Pull every line containing the word "Ultra" from the records.

Data items
━━━━━━━━━━
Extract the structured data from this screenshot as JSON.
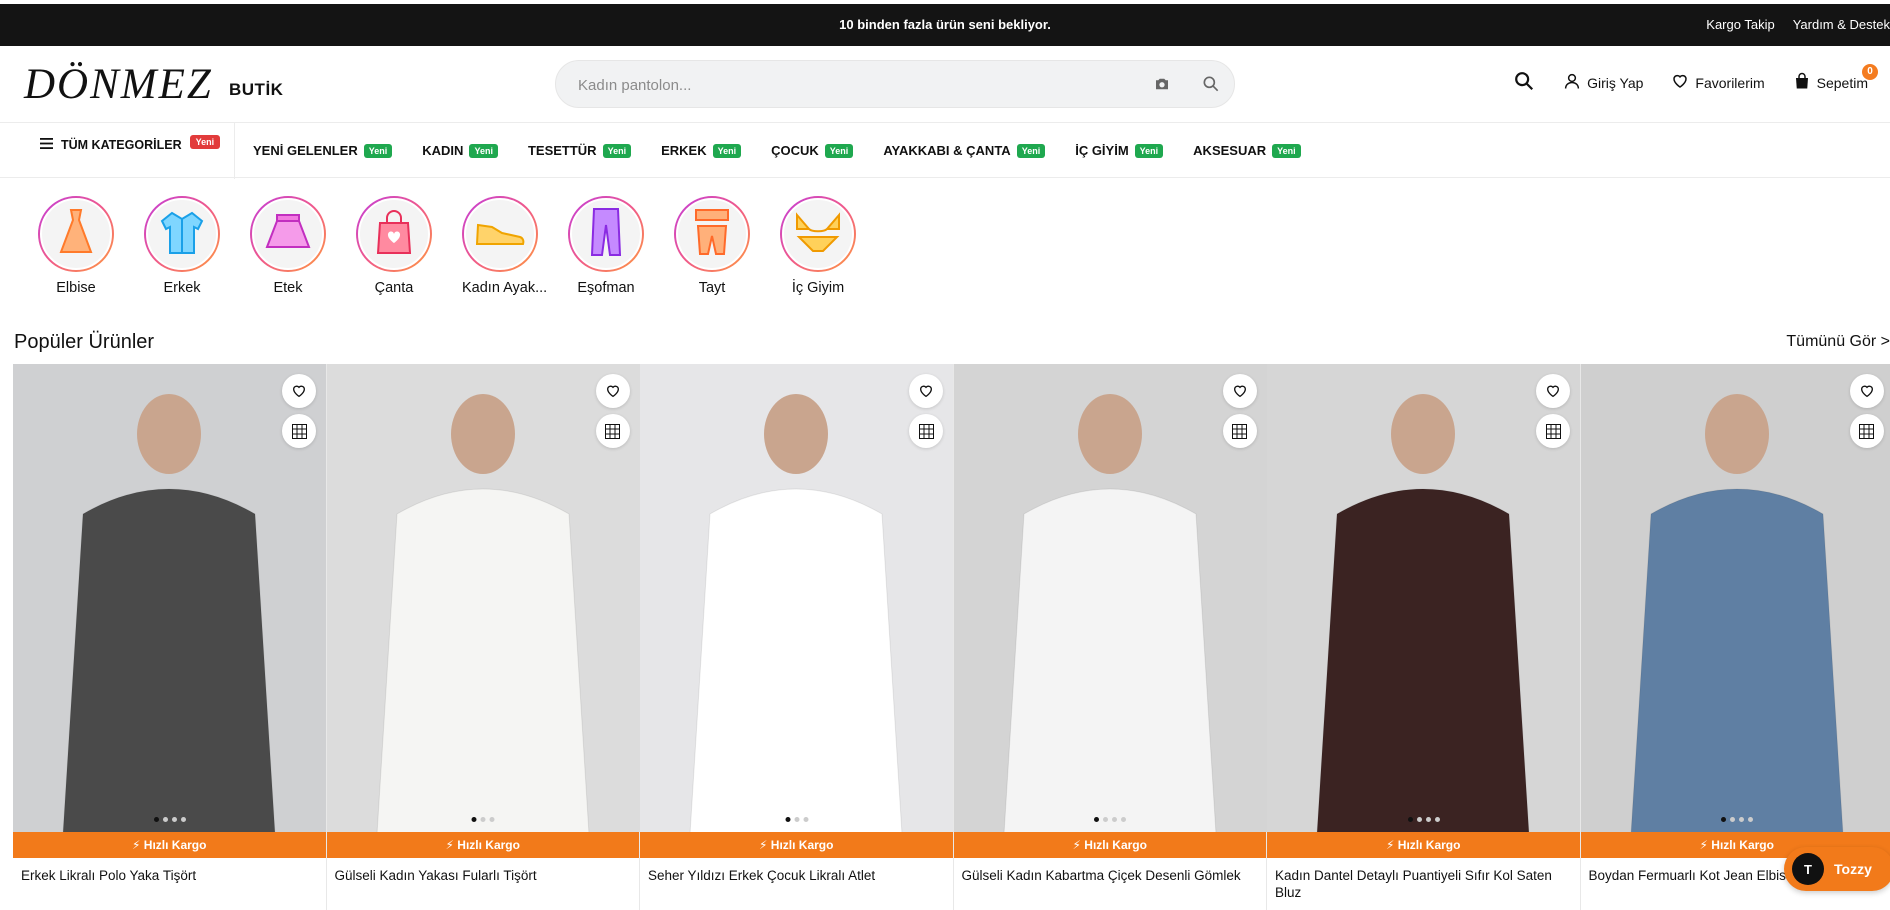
{
  "topbar": {
    "message": "10 binden fazla ürün seni bekliyor.",
    "links": [
      "Kargo Takip",
      "Yardım & Destek"
    ]
  },
  "header": {
    "logo_script": "DÖNMEZ",
    "logo_butik": "BUTİK",
    "search_placeholder": "Kadın pantolon...",
    "login": "Giriş Yap",
    "favorites": "Favorilerim",
    "cart": "Sepetim",
    "cart_count": "0"
  },
  "nav": {
    "all_categories": "TÜM KATEGORİLER",
    "all_categories_tag": "Yeni",
    "items": [
      {
        "label": "YENİ GELENLER",
        "tag": "Yeni"
      },
      {
        "label": "KADIN",
        "tag": "Yeni"
      },
      {
        "label": "TESETTÜR",
        "tag": "Yeni"
      },
      {
        "label": "ERKEK",
        "tag": "Yeni"
      },
      {
        "label": "ÇOCUK",
        "tag": "Yeni"
      },
      {
        "label": "AYAKKABI & ÇANTA",
        "tag": "Yeni"
      },
      {
        "label": "İÇ GİYİM",
        "tag": "Yeni"
      },
      {
        "label": "AKSESUAR",
        "tag": "Yeni"
      }
    ]
  },
  "categories": [
    {
      "label": "Elbise",
      "icon": "dress-icon"
    },
    {
      "label": "Erkek",
      "icon": "jacket-icon"
    },
    {
      "label": "Etek",
      "icon": "skirt-icon"
    },
    {
      "label": "Çanta",
      "icon": "bag-icon"
    },
    {
      "label": "Kadın Ayak...",
      "icon": "shoe-icon"
    },
    {
      "label": "Eşofman",
      "icon": "tracksuit-icon"
    },
    {
      "label": "Tayt",
      "icon": "leggings-icon"
    },
    {
      "label": "İç Giyim",
      "icon": "bikini-icon"
    }
  ],
  "section": {
    "title": "Popüler Ürünler",
    "see_all": "Tümünü Gör >"
  },
  "products": [
    {
      "name": "Erkek Likralı Polo Yaka Tişört",
      "badge": "⚡ Hızlı Kargo",
      "bg": "#cfd0d2",
      "garment": "#4a4a4a",
      "dots": 4
    },
    {
      "name": "Gülseli Kadın Yakası Fularlı Tişört",
      "badge": "⚡ Hızlı Kargo",
      "bg": "#dcdcdc",
      "garment": "#f5f5f3",
      "dots": 3
    },
    {
      "name": "Seher Yıldızı Erkek Çocuk Likralı Atlet",
      "badge": "⚡ Hızlı Kargo",
      "bg": "#e6e6e8",
      "garment": "#ffffff",
      "dots": 3
    },
    {
      "name": "Gülseli Kadın Kabartma Çiçek Desenli Gömlek",
      "badge": "⚡ Hızlı Kargo",
      "bg": "#d4d4d4",
      "garment": "#f4f4f4",
      "dots": 4
    },
    {
      "name": "Kadın Dantel Detaylı Puantiyeli Sıfır Kol Saten Bluz",
      "badge": "⚡ Hızlı Kargo",
      "bg": "#d6d6d6",
      "garment": "#3b2322",
      "dots": 4
    },
    {
      "name": "Boydan Fermuarlı Kot Jean Elbise",
      "badge": "⚡ Hızlı Kargo",
      "bg": "#cfcfcf",
      "garment": "#5f7fa3",
      "dots": 4
    }
  ],
  "chat": {
    "avatar": "T",
    "label": "Tozzy"
  }
}
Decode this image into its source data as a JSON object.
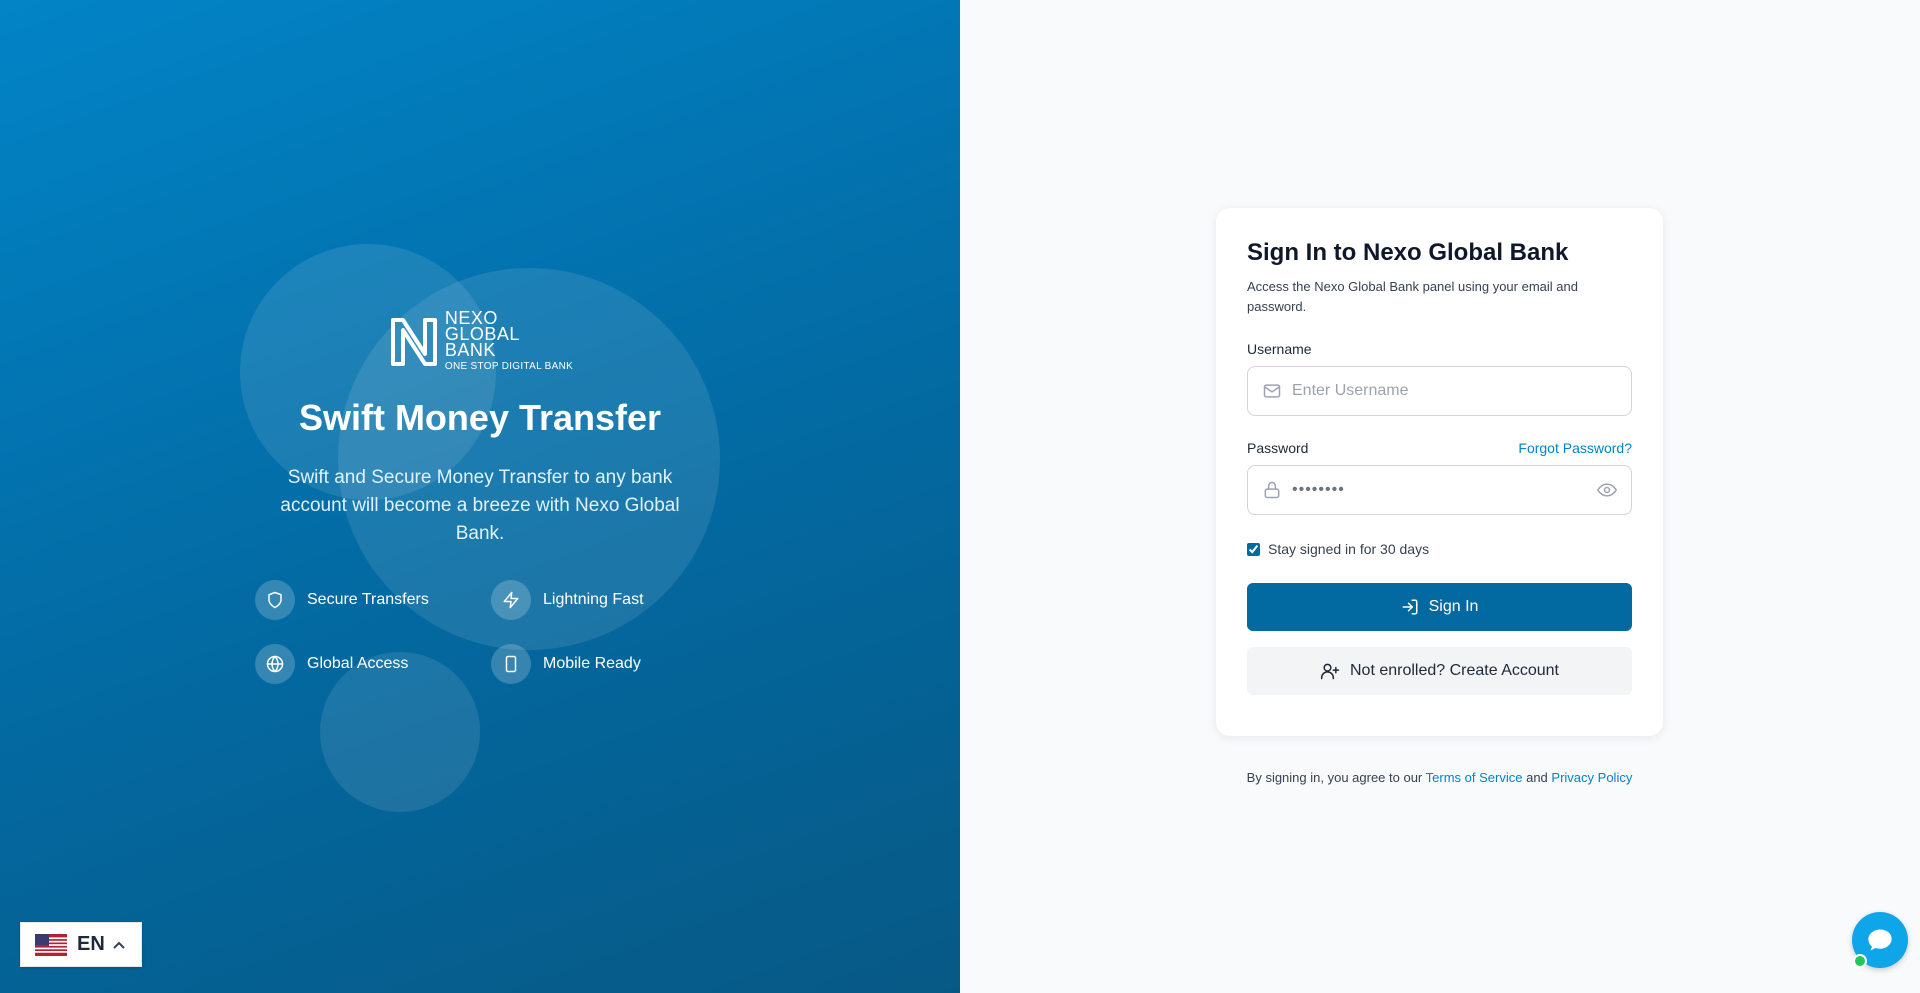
{
  "brand": {
    "logo_lines": [
      "NEXO",
      "GLOBAL",
      "BANK"
    ],
    "logo_tagline": "ONE STOP DIGITAL BANK"
  },
  "hero": {
    "title": "Swift Money Transfer",
    "description": "Swift and Secure Money Transfer to any bank account will become a breeze with Nexo Global Bank.",
    "features": [
      {
        "label": "Secure Transfers",
        "icon": "shield-icon"
      },
      {
        "label": "Lightning Fast",
        "icon": "lightning-icon"
      },
      {
        "label": "Global Access",
        "icon": "globe-icon"
      },
      {
        "label": "Mobile Ready",
        "icon": "smartphone-icon"
      }
    ]
  },
  "language": {
    "code": "EN",
    "flag": "us-flag-icon"
  },
  "login": {
    "title": "Sign In to Nexo Global Bank",
    "subtitle": "Access the Nexo Global Bank panel using your email and password.",
    "username_label": "Username",
    "username_placeholder": "Enter Username",
    "username_value": "",
    "password_label": "Password",
    "forgot_password": "Forgot Password?",
    "password_mask": "••••••••",
    "remember_label": "Stay signed in for 30 days",
    "remember_checked": true,
    "sign_in_label": "Sign In",
    "create_account_label": "Not enrolled? Create Account"
  },
  "terms": {
    "prefix": "By signing in, you agree to our",
    "terms_link": "Terms of Service",
    "conjunction": "and",
    "privacy_link": "Privacy Policy"
  },
  "colors": {
    "hero_start": "#0284c7",
    "hero_end": "#075985",
    "primary_button": "#0369a1",
    "link": "#0284c7",
    "chat_bubble": "#0ea5e9",
    "online_dot": "#22c55e"
  }
}
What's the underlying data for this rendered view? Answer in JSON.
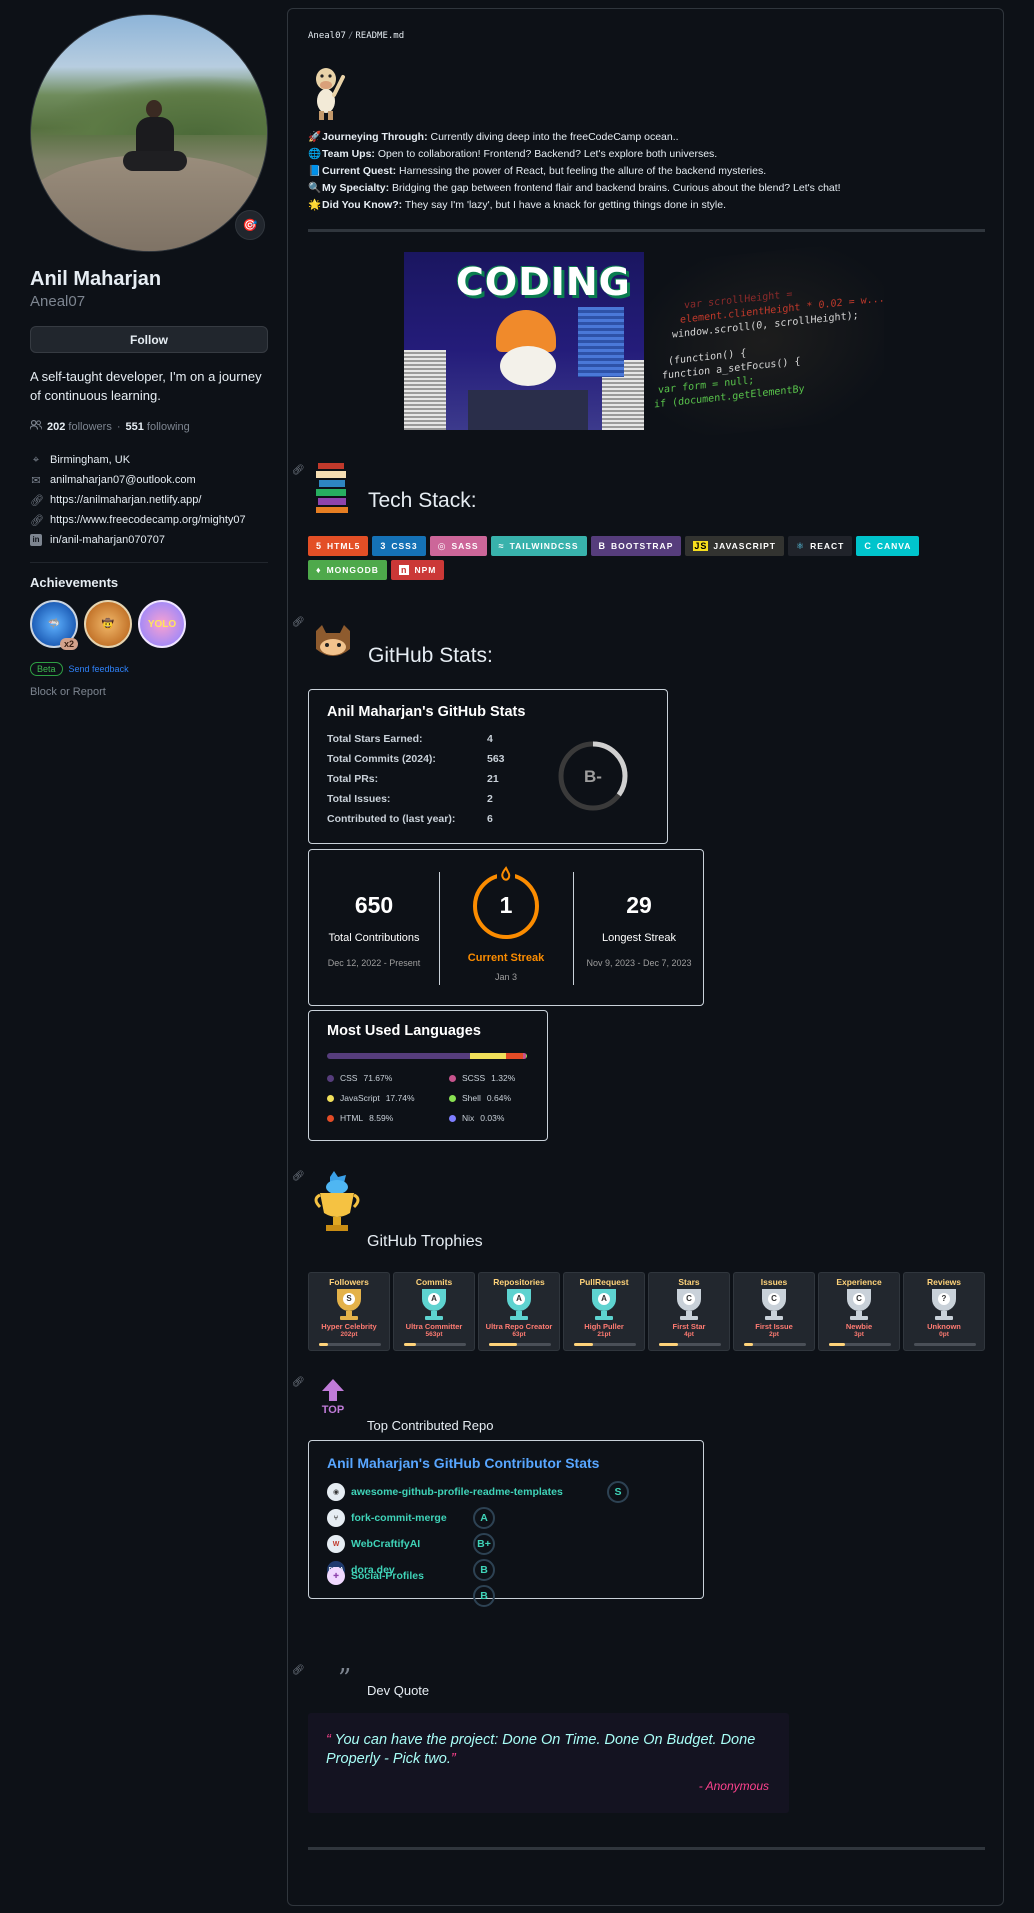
{
  "profile": {
    "full_name": "Anil Maharjan",
    "username": "Aneal07",
    "follow_label": "Follow",
    "bio": "A self-taught developer, I'm on a journey of continuous learning.",
    "followers_count": "202",
    "followers_label": "followers",
    "following_count": "551",
    "following_label": "following",
    "separator": "·",
    "location": "Birmingham, UK",
    "email": "anilmaharjan07@outlook.com",
    "website": "https://anilmaharjan.netlify.app/",
    "website2": "https://www.freecodecamp.org/mighty07",
    "linkedin": "in/anil-maharjan070707",
    "achievements_title": "Achievements",
    "badge_multiplier": "x2",
    "beta_label": "Beta",
    "send_feedback": "Send feedback",
    "block_report": "Block or Report"
  },
  "readme": {
    "repo": "Aneal07",
    "sep": "/",
    "file": "README.md",
    "intro": [
      {
        "emoji": "🚀",
        "label": "Journeying Through:",
        "text": "Currently diving deep into the freeCodeCamp ocean.."
      },
      {
        "emoji": "🌐",
        "label": "Team Ups:",
        "text": "Open to collaboration! Frontend? Backend? Let's explore both universes."
      },
      {
        "emoji": "📘",
        "label": "Current Quest:",
        "text": "Harnessing the power of React, but feeling the allure of the backend mysteries."
      },
      {
        "emoji": "🔍",
        "label": "My Specialty:",
        "text": "Bridging the gap between frontend flair and backend brains. Curious about the blend? Let's chat!"
      },
      {
        "emoji": "🌟",
        "label": "Did You Know?:",
        "text": "They say I'm 'lazy', but I have a knack for getting things done in style."
      }
    ],
    "coding_gif_text": "CODING",
    "code_lines": [
      "var scrollHeight =",
      "element.clientHeight * 0.02 = w...",
      "window.scroll(0, scrollHeight);",
      "(function() {",
      "function a_setFocus() {",
      "var form = null;",
      "if (document.getElementBy"
    ],
    "tech_stack_title": "Tech Stack:",
    "shields": [
      {
        "label": "HTML5",
        "bg": "#e34f26",
        "icon": "5"
      },
      {
        "label": "CSS3",
        "bg": "#1572b6",
        "icon": "3"
      },
      {
        "label": "SASS",
        "bg": "#cc6699",
        "icon": "◎"
      },
      {
        "label": "TAILWINDCSS",
        "bg": "#38b2ac",
        "icon": "≈"
      },
      {
        "label": "BOOTSTRAP",
        "bg": "#563d7c",
        "icon": "B"
      },
      {
        "label": "JAVASCRIPT",
        "bg": "#323330",
        "icon": "JS"
      },
      {
        "label": "REACT",
        "bg": "#20232a",
        "icon": "⚛"
      },
      {
        "label": "CANVA",
        "bg": "#00c4cc",
        "icon": "C"
      },
      {
        "label": "MONGODB",
        "bg": "#4ea94b",
        "icon": "♦"
      },
      {
        "label": "NPM",
        "bg": "#cb3837",
        "icon": "n"
      }
    ],
    "github_stats_title": "GitHub Stats:",
    "stats_card": {
      "title": "Anil Maharjan's GitHub Stats",
      "rows": [
        {
          "label": "Total Stars Earned:",
          "value": "4"
        },
        {
          "label": "Total Commits (2024):",
          "value": "563"
        },
        {
          "label": "Total PRs:",
          "value": "21"
        },
        {
          "label": "Total Issues:",
          "value": "2"
        },
        {
          "label": "Contributed to (last year):",
          "value": "6"
        }
      ],
      "grade": "B-",
      "grade_progress": 0.35
    },
    "streak": {
      "total": "650",
      "total_label": "Total Contributions",
      "total_range": "Dec 12, 2022 - Present",
      "current": "1",
      "current_label": "Current Streak",
      "current_date": "Jan 3",
      "longest": "29",
      "longest_label": "Longest Streak",
      "longest_range": "Nov 9, 2023 - Dec 7, 2023"
    },
    "languages": {
      "title": "Most Used Languages",
      "items": [
        {
          "name": "CSS",
          "pct": "71.67%",
          "value": 71.67,
          "color": "#563d7c"
        },
        {
          "name": "JavaScript",
          "pct": "17.74%",
          "value": 17.74,
          "color": "#f1e05a"
        },
        {
          "name": "HTML",
          "pct": "8.59%",
          "value": 8.59,
          "color": "#e34c26"
        },
        {
          "name": "SCSS",
          "pct": "1.32%",
          "value": 1.32,
          "color": "#c6538c"
        },
        {
          "name": "Shell",
          "pct": "0.64%",
          "value": 0.64,
          "color": "#89e051"
        },
        {
          "name": "Nix",
          "pct": "0.03%",
          "value": 0.03,
          "color": "#7e7eff"
        }
      ]
    },
    "trophies_title": "GitHub Trophies",
    "trophies": [
      {
        "title": "Followers",
        "rank": "S",
        "name": "Hyper Celebrity",
        "points": "202pt",
        "progress": 0.15,
        "color": "#e4b24a"
      },
      {
        "title": "Commits",
        "rank": "A",
        "name": "Ultra Committer",
        "points": "563pt",
        "progress": 0.2,
        "color": "#5ed3d0"
      },
      {
        "title": "Repositories",
        "rank": "A",
        "name": "Ultra Repo Creator",
        "points": "63pt",
        "progress": 0.45,
        "color": "#5ed3d0"
      },
      {
        "title": "PullRequest",
        "rank": "A",
        "name": "High Puller",
        "points": "21pt",
        "progress": 0.3,
        "color": "#5ed3d0"
      },
      {
        "title": "Stars",
        "rank": "C",
        "name": "First Star",
        "points": "4pt",
        "progress": 0.3,
        "color": "#c9d1d9"
      },
      {
        "title": "Issues",
        "rank": "C",
        "name": "First Issue",
        "points": "2pt",
        "progress": 0.15,
        "color": "#c9d1d9"
      },
      {
        "title": "Experience",
        "rank": "C",
        "name": "Newbie",
        "points": "3pt",
        "progress": 0.25,
        "color": "#c9d1d9"
      },
      {
        "title": "Reviews",
        "rank": "?",
        "name": "Unknown",
        "points": "0pt",
        "progress": 0.0,
        "color": "#c9d1d9"
      }
    ],
    "top_repo_title": "Top Contributed Repo",
    "contrib_card": {
      "title": "Anil Maharjan's GitHub Contributor Stats",
      "repos": [
        {
          "name": "awesome-github-profile-readme-templates",
          "grade": "S"
        },
        {
          "name": "fork-commit-merge",
          "grade": "A"
        },
        {
          "name": "WebCraftifyAI",
          "grade": "B+"
        },
        {
          "name": "dora.dev",
          "grade": "B"
        },
        {
          "name": "Social-Profiles",
          "grade": "B"
        }
      ]
    },
    "dev_quote_title": "Dev Quote",
    "quote": {
      "open": "“",
      "text": "You can have the project: Done On Time. Done On Budget. Done Properly - Pick two.",
      "close": "”",
      "author": "- Anonymous"
    }
  }
}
━━━━━━━━━━
SOLUTION TO THIS EXERCISE:
        "name": "Ultra Committer",
        "name": "Ultra Repo Creator",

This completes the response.